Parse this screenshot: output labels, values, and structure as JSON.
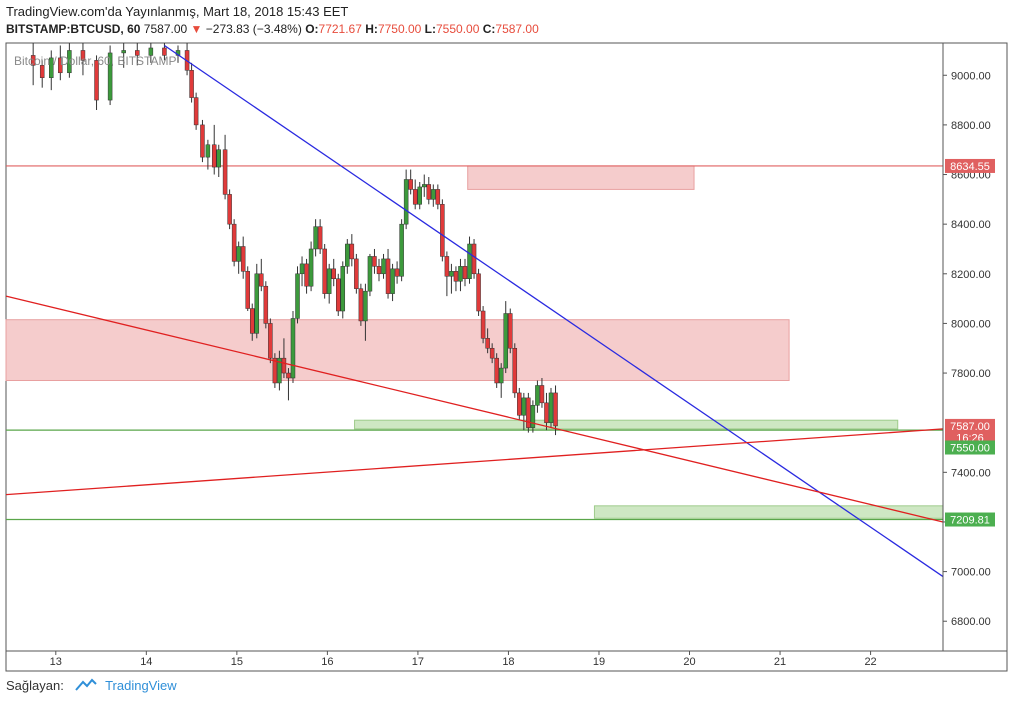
{
  "header": {
    "published": "TradingView.com'da Yayınlanmış, Mart 18, 2018 15:43 EET",
    "symbol": "BITSTAMP:BTCUSD, 60",
    "last": "7587.00",
    "arrow": "▼",
    "change": "−273.83 (−3.48%)",
    "o_label": "O:",
    "o_val": "7721.67",
    "h_label": "H:",
    "h_val": "7750.00",
    "l_label": "L:",
    "l_val": "7550.00",
    "c_label": "C:",
    "c_val": "7587.00"
  },
  "watermark": "Bitcoin / Dollar, 60, BITSTAMP",
  "footer": {
    "label": "Sağlayan:",
    "brand": "TradingView"
  },
  "colors": {
    "up": "#3c9a3c",
    "down": "#e03a3a",
    "zone_red": "#f3c3c3",
    "zone_green": "#c6e3b8",
    "blue_line": "#2a2ae0",
    "red_line": "#e02020",
    "green_line": "#5aa64a"
  },
  "chart_data": {
    "type": "candlestick",
    "title": "Bitcoin / Dollar, 60, BITSTAMP",
    "x_ticks": [
      "13",
      "14",
      "15",
      "16",
      "17",
      "18",
      "19",
      "20",
      "21",
      "22"
    ],
    "y_ticks": [
      "9000.00",
      "8800.00",
      "8600.00",
      "8400.00",
      "8200.00",
      "8000.00",
      "7800.00",
      "7400.00",
      "7200.00",
      "7000.00",
      "6800.00"
    ],
    "ylim": [
      6680,
      9130
    ],
    "xlim": [
      12.45,
      22.8
    ],
    "price_labels": [
      {
        "text": "8634.55",
        "price": 8634.55,
        "color": "#e06060"
      },
      {
        "text": "7587.00",
        "price": 7587,
        "color": "#e06060"
      },
      {
        "text": "16:26",
        "price": 7541,
        "color": "#e06060"
      },
      {
        "text": "7550.00",
        "price": 7500,
        "color": "#4caf50"
      },
      {
        "text": "7209.81",
        "price": 7209.81,
        "color": "#4caf50"
      }
    ],
    "horizontal_lines": [
      {
        "price": 8634.55,
        "color": "#e06060"
      },
      {
        "price": 7570,
        "color": "#5aa64a"
      },
      {
        "price": 7209.81,
        "color": "#5aa64a"
      }
    ],
    "zones": [
      {
        "x1": 17.55,
        "x2": 20.05,
        "p1": 8634.55,
        "p2": 8540,
        "color": "red"
      },
      {
        "x1": 12.45,
        "x2": 21.1,
        "p1": 8015,
        "p2": 7770,
        "color": "red"
      },
      {
        "x1": 16.3,
        "x2": 22.3,
        "p1": 7610,
        "p2": 7575,
        "color": "green"
      },
      {
        "x1": 18.95,
        "x2": 22.8,
        "p1": 7265,
        "p2": 7215,
        "color": "green"
      }
    ],
    "trend_lines": [
      {
        "x1": 14.2,
        "p1": 9120,
        "x2": 22.8,
        "p2": 6980,
        "color": "blue"
      },
      {
        "x1": 12.45,
        "p1": 8110,
        "x2": 22.8,
        "p2": 7200,
        "color": "red"
      },
      {
        "x1": 12.45,
        "p1": 7310,
        "x2": 22.8,
        "p2": 7575,
        "color": "red"
      }
    ],
    "candles": [
      [
        12.75,
        9080,
        9130,
        8960,
        9040
      ],
      [
        12.85,
        9040,
        9060,
        8950,
        8990
      ],
      [
        12.95,
        8990,
        9100,
        8940,
        9070
      ],
      [
        13.05,
        9070,
        9120,
        8980,
        9010
      ],
      [
        13.15,
        9010,
        9130,
        8990,
        9100
      ],
      [
        13.3,
        9100,
        9130,
        9000,
        9060
      ],
      [
        13.45,
        9060,
        9080,
        8860,
        8900
      ],
      [
        13.6,
        8900,
        9120,
        8880,
        9090
      ],
      [
        13.75,
        9090,
        9130,
        9030,
        9100
      ],
      [
        13.9,
        9100,
        9130,
        9040,
        9080
      ],
      [
        14.05,
        9080,
        9130,
        9050,
        9110
      ],
      [
        14.2,
        9110,
        9130,
        9060,
        9080
      ],
      [
        14.35,
        9080,
        9120,
        9050,
        9100
      ],
      [
        14.45,
        9100,
        9130,
        9000,
        9020
      ],
      [
        14.5,
        9020,
        9050,
        8890,
        8910
      ],
      [
        14.55,
        8910,
        8930,
        8780,
        8800
      ],
      [
        14.62,
        8800,
        8820,
        8650,
        8670
      ],
      [
        14.68,
        8670,
        8740,
        8620,
        8720
      ],
      [
        14.75,
        8720,
        8800,
        8600,
        8630
      ],
      [
        14.8,
        8630,
        8720,
        8590,
        8700
      ],
      [
        14.87,
        8700,
        8760,
        8500,
        8520
      ],
      [
        14.92,
        8520,
        8540,
        8380,
        8400
      ],
      [
        14.97,
        8400,
        8420,
        8230,
        8250
      ],
      [
        15.02,
        8250,
        8330,
        8200,
        8310
      ],
      [
        15.07,
        8310,
        8350,
        8180,
        8210
      ],
      [
        15.12,
        8210,
        8230,
        8050,
        8060
      ],
      [
        15.17,
        8060,
        8080,
        7930,
        7960
      ],
      [
        15.22,
        7960,
        8240,
        7940,
        8200
      ],
      [
        15.27,
        8200,
        8260,
        8130,
        8150
      ],
      [
        15.32,
        8150,
        8170,
        7980,
        8000
      ],
      [
        15.37,
        8000,
        8020,
        7840,
        7860
      ],
      [
        15.42,
        7860,
        7880,
        7740,
        7760
      ],
      [
        15.47,
        7760,
        7890,
        7730,
        7860
      ],
      [
        15.52,
        7860,
        7940,
        7780,
        7800
      ],
      [
        15.57,
        7800,
        7820,
        7690,
        7780
      ],
      [
        15.62,
        7780,
        8050,
        7760,
        8020
      ],
      [
        15.67,
        8020,
        8230,
        8000,
        8200
      ],
      [
        15.72,
        8200,
        8270,
        8150,
        8240
      ],
      [
        15.77,
        8240,
        8260,
        8120,
        8150
      ],
      [
        15.82,
        8150,
        8330,
        8130,
        8300
      ],
      [
        15.87,
        8300,
        8420,
        8270,
        8390
      ],
      [
        15.92,
        8390,
        8420,
        8280,
        8300
      ],
      [
        15.97,
        8300,
        8320,
        8100,
        8120
      ],
      [
        16.02,
        8120,
        8240,
        8080,
        8220
      ],
      [
        16.07,
        8220,
        8260,
        8150,
        8180
      ],
      [
        16.12,
        8180,
        8200,
        8030,
        8050
      ],
      [
        16.17,
        8050,
        8250,
        8020,
        8230
      ],
      [
        16.22,
        8230,
        8340,
        8200,
        8320
      ],
      [
        16.27,
        8320,
        8360,
        8230,
        8260
      ],
      [
        16.32,
        8260,
        8280,
        8120,
        8140
      ],
      [
        16.37,
        8140,
        8160,
        7990,
        8010
      ],
      [
        16.42,
        8010,
        8160,
        7930,
        8130
      ],
      [
        16.47,
        8130,
        8280,
        8110,
        8270
      ],
      [
        16.52,
        8270,
        8300,
        8200,
        8230
      ],
      [
        16.57,
        8230,
        8260,
        8170,
        8200
      ],
      [
        16.62,
        8200,
        8280,
        8180,
        8260
      ],
      [
        16.67,
        8260,
        8300,
        8100,
        8120
      ],
      [
        16.72,
        8120,
        8240,
        8090,
        8220
      ],
      [
        16.77,
        8220,
        8250,
        8160,
        8190
      ],
      [
        16.82,
        8190,
        8420,
        8170,
        8400
      ],
      [
        16.87,
        8400,
        8620,
        8380,
        8580
      ],
      [
        16.92,
        8580,
        8620,
        8520,
        8540
      ],
      [
        16.97,
        8540,
        8580,
        8460,
        8480
      ],
      [
        17.02,
        8480,
        8570,
        8460,
        8550
      ],
      [
        17.07,
        8550,
        8600,
        8510,
        8560
      ],
      [
        17.12,
        8560,
        8590,
        8480,
        8500
      ],
      [
        17.17,
        8500,
        8560,
        8470,
        8540
      ],
      [
        17.22,
        8540,
        8560,
        8460,
        8480
      ],
      [
        17.27,
        8480,
        8500,
        8250,
        8270
      ],
      [
        17.32,
        8270,
        8290,
        8110,
        8190
      ],
      [
        17.37,
        8190,
        8240,
        8120,
        8210
      ],
      [
        17.42,
        8210,
        8230,
        8130,
        8170
      ],
      [
        17.47,
        8170,
        8260,
        8130,
        8230
      ],
      [
        17.52,
        8230,
        8260,
        8150,
        8180
      ],
      [
        17.57,
        8180,
        8350,
        8160,
        8320
      ],
      [
        17.62,
        8320,
        8340,
        8180,
        8200
      ],
      [
        17.67,
        8200,
        8220,
        8030,
        8050
      ],
      [
        17.72,
        8050,
        8070,
        7920,
        7940
      ],
      [
        17.77,
        7940,
        7980,
        7880,
        7900
      ],
      [
        17.82,
        7900,
        7920,
        7840,
        7860
      ],
      [
        17.87,
        7860,
        7880,
        7740,
        7760
      ],
      [
        17.92,
        7760,
        7840,
        7700,
        7820
      ],
      [
        17.97,
        7820,
        8090,
        7800,
        8040
      ],
      [
        18.02,
        8040,
        8060,
        7880,
        7900
      ],
      [
        18.07,
        7900,
        7920,
        7700,
        7720
      ],
      [
        18.12,
        7720,
        7740,
        7610,
        7630
      ],
      [
        18.17,
        7630,
        7720,
        7570,
        7700
      ],
      [
        18.22,
        7700,
        7720,
        7560,
        7580
      ],
      [
        18.27,
        7580,
        7690,
        7560,
        7670
      ],
      [
        18.32,
        7670,
        7770,
        7640,
        7750
      ],
      [
        18.37,
        7750,
        7780,
        7660,
        7680
      ],
      [
        18.42,
        7680,
        7720,
        7570,
        7600
      ],
      [
        18.47,
        7600,
        7740,
        7580,
        7720
      ],
      [
        18.52,
        7720,
        7750,
        7550,
        7587
      ]
    ]
  }
}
+++
* Exercise requirements
Report only how many lines in the entries contain "BITSTAMP".

* In response
3